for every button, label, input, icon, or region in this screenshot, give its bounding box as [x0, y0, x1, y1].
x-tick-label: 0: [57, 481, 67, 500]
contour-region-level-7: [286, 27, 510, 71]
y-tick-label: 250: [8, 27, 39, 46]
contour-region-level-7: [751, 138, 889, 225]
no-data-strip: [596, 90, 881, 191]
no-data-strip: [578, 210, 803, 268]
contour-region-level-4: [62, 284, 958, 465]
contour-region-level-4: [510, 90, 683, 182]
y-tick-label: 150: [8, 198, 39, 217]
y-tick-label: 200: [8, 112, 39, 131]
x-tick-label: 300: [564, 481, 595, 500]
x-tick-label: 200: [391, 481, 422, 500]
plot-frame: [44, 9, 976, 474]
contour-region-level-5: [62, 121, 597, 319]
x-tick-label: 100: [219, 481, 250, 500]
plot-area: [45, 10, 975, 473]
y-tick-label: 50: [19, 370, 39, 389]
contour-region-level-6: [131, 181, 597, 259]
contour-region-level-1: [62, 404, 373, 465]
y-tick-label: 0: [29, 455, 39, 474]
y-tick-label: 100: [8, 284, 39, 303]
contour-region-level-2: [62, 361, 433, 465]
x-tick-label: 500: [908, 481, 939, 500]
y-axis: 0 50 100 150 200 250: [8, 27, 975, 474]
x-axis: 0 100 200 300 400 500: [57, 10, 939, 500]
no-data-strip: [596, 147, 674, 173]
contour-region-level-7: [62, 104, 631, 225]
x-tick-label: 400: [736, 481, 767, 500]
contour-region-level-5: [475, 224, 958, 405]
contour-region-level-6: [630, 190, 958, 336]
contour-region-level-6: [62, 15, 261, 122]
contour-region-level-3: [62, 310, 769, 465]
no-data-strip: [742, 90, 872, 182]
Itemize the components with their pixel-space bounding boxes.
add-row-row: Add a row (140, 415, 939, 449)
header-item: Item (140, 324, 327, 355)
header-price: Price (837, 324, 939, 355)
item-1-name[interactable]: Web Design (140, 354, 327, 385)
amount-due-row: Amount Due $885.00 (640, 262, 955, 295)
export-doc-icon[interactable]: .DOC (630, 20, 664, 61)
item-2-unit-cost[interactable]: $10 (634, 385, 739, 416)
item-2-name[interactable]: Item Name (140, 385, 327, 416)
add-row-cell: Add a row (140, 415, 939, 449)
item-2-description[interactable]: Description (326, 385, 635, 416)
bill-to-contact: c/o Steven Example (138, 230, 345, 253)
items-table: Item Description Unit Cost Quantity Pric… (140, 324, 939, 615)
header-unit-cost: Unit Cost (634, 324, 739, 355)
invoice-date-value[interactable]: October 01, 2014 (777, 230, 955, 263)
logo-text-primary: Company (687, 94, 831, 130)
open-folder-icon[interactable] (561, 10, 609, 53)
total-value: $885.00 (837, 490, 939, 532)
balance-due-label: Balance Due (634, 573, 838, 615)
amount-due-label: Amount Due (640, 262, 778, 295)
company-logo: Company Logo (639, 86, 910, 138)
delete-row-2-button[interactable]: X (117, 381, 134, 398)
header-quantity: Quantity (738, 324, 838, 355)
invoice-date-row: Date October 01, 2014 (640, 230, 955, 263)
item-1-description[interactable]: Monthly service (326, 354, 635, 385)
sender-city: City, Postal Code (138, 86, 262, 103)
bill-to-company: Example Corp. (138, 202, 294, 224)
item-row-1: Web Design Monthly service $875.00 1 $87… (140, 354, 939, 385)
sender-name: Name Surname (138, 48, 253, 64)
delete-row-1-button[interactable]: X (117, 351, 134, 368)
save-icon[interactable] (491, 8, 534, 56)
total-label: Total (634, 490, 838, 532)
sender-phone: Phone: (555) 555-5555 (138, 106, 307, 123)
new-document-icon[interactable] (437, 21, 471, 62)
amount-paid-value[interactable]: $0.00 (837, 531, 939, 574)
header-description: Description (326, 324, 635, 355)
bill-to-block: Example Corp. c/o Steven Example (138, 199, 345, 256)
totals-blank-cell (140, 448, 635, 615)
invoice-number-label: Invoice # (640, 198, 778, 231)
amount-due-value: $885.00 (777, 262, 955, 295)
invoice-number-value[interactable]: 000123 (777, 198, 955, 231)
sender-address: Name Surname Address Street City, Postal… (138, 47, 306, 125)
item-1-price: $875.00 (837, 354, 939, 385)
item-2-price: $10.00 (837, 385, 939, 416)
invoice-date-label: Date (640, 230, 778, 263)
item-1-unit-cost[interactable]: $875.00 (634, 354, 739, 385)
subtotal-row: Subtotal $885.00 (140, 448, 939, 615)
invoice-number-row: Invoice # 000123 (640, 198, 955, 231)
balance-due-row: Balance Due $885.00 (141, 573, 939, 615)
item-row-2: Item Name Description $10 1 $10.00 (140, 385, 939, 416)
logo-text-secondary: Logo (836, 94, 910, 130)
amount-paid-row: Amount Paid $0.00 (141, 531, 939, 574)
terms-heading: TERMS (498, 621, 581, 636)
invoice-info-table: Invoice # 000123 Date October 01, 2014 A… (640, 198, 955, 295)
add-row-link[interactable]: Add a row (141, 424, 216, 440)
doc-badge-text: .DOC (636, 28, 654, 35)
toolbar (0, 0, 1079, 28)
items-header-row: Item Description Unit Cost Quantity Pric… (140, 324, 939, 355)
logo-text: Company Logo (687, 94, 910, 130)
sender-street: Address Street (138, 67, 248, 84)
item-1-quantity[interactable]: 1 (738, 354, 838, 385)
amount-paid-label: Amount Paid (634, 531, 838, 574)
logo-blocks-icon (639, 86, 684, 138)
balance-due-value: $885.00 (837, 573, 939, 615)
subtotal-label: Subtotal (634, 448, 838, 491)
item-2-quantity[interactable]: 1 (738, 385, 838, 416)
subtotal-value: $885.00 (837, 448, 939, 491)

^^^^^^^^

# [WORK INSTRUCTIONS]
Reproduce word for word the lines of the listing above, starting with its first line and going on through the line that contains "no-data-strip: [596, 90, 881, 191]", including that line.

# [RESPONSE]
for every button, label, input, icon, or region in this screenshot, give its bounding box as [x0, y0, x1, y1].
x-tick-label: 0: [57, 481, 67, 500]
contour-region-level-7: [286, 27, 510, 71]
y-tick-label: 250: [8, 27, 39, 46]
contour-region-level-7: [751, 138, 889, 225]
no-data-strip: [596, 90, 881, 191]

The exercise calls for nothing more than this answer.